- [TO DO] Nothing in the data should change when you return it, but leave the pictures out.

- [WORKING DATA]
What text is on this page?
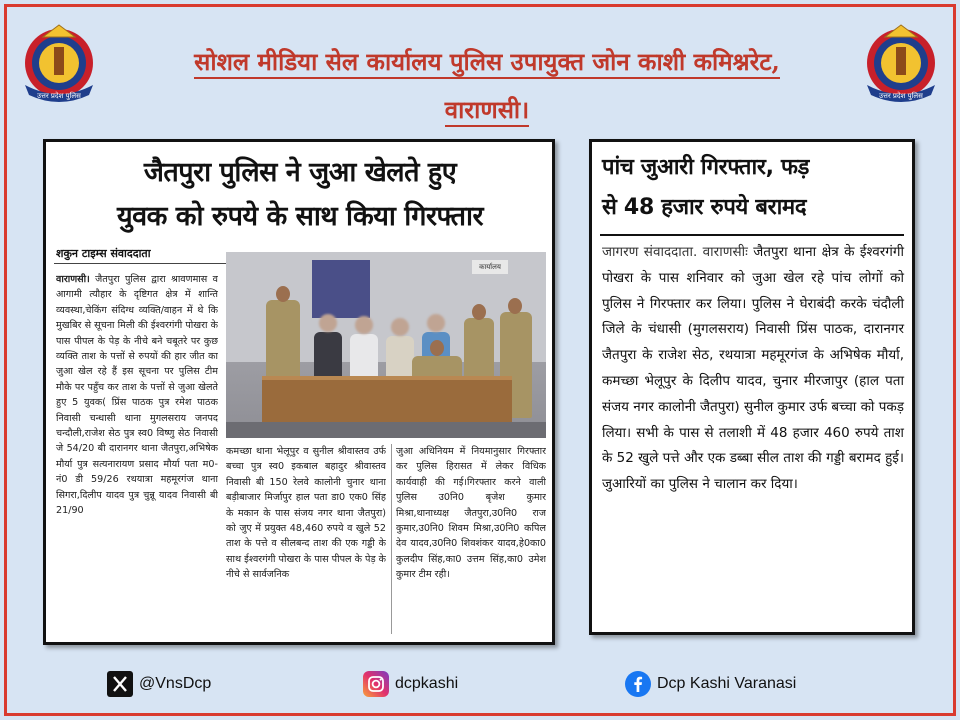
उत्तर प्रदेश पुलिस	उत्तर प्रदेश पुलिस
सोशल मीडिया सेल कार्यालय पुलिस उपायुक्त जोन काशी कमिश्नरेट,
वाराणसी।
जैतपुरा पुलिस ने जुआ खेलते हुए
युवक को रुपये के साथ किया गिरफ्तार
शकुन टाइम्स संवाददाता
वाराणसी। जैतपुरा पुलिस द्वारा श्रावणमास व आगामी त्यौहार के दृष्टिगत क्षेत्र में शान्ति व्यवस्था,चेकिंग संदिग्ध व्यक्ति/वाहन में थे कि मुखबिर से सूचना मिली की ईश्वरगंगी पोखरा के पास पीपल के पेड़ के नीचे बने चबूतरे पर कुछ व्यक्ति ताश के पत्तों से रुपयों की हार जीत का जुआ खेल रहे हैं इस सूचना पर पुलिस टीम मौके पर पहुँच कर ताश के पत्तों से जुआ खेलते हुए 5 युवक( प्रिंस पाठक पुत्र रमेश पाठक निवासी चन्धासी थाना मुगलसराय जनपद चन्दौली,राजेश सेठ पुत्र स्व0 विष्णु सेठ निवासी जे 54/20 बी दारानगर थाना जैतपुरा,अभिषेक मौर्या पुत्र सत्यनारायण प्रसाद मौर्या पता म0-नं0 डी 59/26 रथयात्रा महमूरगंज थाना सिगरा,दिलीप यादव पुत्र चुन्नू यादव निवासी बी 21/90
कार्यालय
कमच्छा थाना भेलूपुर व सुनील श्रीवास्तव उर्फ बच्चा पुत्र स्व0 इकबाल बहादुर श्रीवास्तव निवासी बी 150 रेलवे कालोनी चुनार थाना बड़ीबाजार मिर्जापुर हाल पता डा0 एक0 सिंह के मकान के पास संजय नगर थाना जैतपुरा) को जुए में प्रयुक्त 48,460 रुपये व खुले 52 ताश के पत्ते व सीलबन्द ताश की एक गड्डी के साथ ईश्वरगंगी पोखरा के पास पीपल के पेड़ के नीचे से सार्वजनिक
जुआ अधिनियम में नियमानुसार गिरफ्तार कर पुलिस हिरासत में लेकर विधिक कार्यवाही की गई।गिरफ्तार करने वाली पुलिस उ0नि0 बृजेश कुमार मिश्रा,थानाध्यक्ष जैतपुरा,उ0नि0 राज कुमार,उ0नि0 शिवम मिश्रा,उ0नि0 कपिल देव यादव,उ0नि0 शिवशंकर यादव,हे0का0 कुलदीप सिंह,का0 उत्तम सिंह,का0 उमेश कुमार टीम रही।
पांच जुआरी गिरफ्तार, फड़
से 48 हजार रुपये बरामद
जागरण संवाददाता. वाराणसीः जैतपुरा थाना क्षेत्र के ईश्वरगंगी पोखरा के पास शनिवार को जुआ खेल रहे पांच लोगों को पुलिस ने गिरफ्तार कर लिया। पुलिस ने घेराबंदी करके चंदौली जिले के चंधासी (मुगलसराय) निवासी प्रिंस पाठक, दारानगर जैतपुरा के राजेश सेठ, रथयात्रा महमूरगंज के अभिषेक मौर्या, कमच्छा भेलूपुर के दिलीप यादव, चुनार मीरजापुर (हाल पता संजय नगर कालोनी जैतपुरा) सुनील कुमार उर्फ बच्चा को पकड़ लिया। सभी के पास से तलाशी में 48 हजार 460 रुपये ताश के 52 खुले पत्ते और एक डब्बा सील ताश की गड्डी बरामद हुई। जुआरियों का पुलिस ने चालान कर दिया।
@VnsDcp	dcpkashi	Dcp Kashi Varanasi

- [WRITTEN SOLUTION]
What text is on this page?
उत्तर प्रदेश पुलिस	उत्तर प्रदेश पुलिस
सोशल मीडिया सेल कार्यालय पुलिस उपायुक्त जोन काशी कमिश्नरेट,
वाराणसी।
जैतपुरा पुलिस ने जुआ खेलते हुए
युवक को रुपये के साथ किया गिरफ्तार
शकुन टाइम्स संवाददाता
वाराणसी। जैतपुरा पुलिस द्वारा श्रावणमास व आगामी त्यौहार के दृष्टिगत क्षेत्र में शान्ति व्यवस्था,चेकिंग संदिग्ध व्यक्ति/वाहन में थे कि मुखबिर से सूचना मिली की ईश्वरगंगी पोखरा के पास पीपल के पेड़ के नीचे बने चबूतरे पर कुछ व्यक्ति ताश के पत्तों से रुपयों की हार जीत का जुआ खेल रहे हैं इस सूचना पर पुलिस टीम मौके पर पहुँच कर ताश के पत्तों से जुआ खेलते हुए 5 युवक( प्रिंस पाठक पुत्र रमेश पाठक निवासी चन्धासी थाना मुगलसराय जनपद चन्दौली,राजेश सेठ पुत्र स्व0 विष्णु सेठ निवासी जे 54/20 बी दारानगर थाना जैतपुरा,अभिषेक मौर्या पुत्र सत्यनारायण प्रसाद मौर्या पता म0-नं0 डी 59/26 रथयात्रा महमूरगंज थाना सिगरा,दिलीप यादव पुत्र चुन्नू यादव निवासी बी 21/90
कार्यालय
कमच्छा थाना भेलूपुर व सुनील श्रीवास्तव उर्फ बच्चा पुत्र स्व0 इकबाल बहादुर श्रीवास्तव निवासी बी 150 रेलवे कालोनी चुनार थाना बड़ीबाजार मिर्जापुर हाल पता डा0 एक0 सिंह के मकान के पास संजय नगर थाना जैतपुरा) को जुए में प्रयुक्त 48,460 रुपये व खुले 52 ताश के पत्ते व सीलबन्द ताश की एक गड्डी के साथ ईश्वरगंगी पोखरा के पास पीपल के पेड़ के नीचे से सार्वजनिक
जुआ अधिनियम में नियमानुसार गिरफ्तार कर पुलिस हिरासत में लेकर विधिक कार्यवाही की गई।गिरफ्तार करने वाली पुलिस उ0नि0 बृजेश कुमार मिश्रा,थानाध्यक्ष जैतपुरा,उ0नि0 राज कुमार,उ0नि0 शिवम मिश्रा,उ0नि0 कपिल देव यादव,उ0नि0 शिवशंकर यादव,हे0का0 कुलदीप सिंह,का0 उत्तम सिंह,का0 उमेश कुमार टीम रही।
पांच जुआरी गिरफ्तार, फड़
से 48 हजार रुपये बरामद
जागरण संवाददाता. वाराणसीः जैतपुरा थाना क्षेत्र के ईश्वरगंगी पोखरा के पास शनिवार को जुआ खेल रहे पांच लोगों को पुलिस ने गिरफ्तार कर लिया। पुलिस ने घेराबंदी करके चंदौली जिले के चंधासी (मुगलसराय) निवासी प्रिंस पाठक, दारानगर जैतपुरा के राजेश सेठ, रथयात्रा महमूरगंज के अभिषेक मौर्या, कमच्छा भेलूपुर के दिलीप यादव, चुनार मीरजापुर (हाल पता संजय नगर कालोनी जैतपुरा) सुनील कुमार उर्फ बच्चा को पकड़ लिया। सभी के पास से तलाशी में 48 हजार 460 रुपये ताश के 52 खुले पत्ते और एक डब्बा सील ताश की गड्डी बरामद हुई। जुआरियों का पुलिस ने चालान कर दिया।
@VnsDcp	dcpkashi	Dcp Kashi Varanasi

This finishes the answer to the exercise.